● **Exercise description**
Please count the lines below that contain the word "when", and reply with that number alone.

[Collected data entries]
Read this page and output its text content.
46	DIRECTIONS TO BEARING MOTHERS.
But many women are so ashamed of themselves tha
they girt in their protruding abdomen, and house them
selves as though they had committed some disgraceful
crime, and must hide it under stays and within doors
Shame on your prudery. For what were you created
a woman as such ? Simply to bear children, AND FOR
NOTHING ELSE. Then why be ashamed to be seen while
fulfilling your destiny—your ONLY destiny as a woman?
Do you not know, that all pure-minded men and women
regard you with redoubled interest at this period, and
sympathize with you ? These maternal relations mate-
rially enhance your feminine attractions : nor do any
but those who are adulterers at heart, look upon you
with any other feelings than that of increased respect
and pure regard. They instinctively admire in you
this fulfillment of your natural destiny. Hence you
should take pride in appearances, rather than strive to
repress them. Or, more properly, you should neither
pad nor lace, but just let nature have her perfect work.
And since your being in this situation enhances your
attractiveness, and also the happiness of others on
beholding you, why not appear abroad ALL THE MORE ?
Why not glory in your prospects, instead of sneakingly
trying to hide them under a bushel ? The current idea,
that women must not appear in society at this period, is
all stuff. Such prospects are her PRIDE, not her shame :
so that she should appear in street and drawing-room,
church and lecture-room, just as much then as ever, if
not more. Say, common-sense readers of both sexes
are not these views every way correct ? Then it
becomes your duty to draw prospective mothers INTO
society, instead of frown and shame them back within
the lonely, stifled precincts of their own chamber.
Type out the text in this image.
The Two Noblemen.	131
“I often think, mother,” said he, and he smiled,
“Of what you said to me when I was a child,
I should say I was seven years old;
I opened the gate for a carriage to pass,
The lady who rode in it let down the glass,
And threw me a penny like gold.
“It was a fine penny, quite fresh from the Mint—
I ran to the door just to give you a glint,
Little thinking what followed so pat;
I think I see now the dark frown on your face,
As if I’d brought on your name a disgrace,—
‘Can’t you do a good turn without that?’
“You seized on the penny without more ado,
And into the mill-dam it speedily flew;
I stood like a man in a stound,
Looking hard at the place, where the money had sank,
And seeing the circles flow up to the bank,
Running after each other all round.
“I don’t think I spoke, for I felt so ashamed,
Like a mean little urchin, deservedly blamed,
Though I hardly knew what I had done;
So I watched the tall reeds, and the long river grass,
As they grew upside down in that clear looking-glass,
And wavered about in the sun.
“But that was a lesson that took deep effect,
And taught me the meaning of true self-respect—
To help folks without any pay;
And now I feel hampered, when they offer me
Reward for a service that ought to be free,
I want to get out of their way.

● **Written solution**
2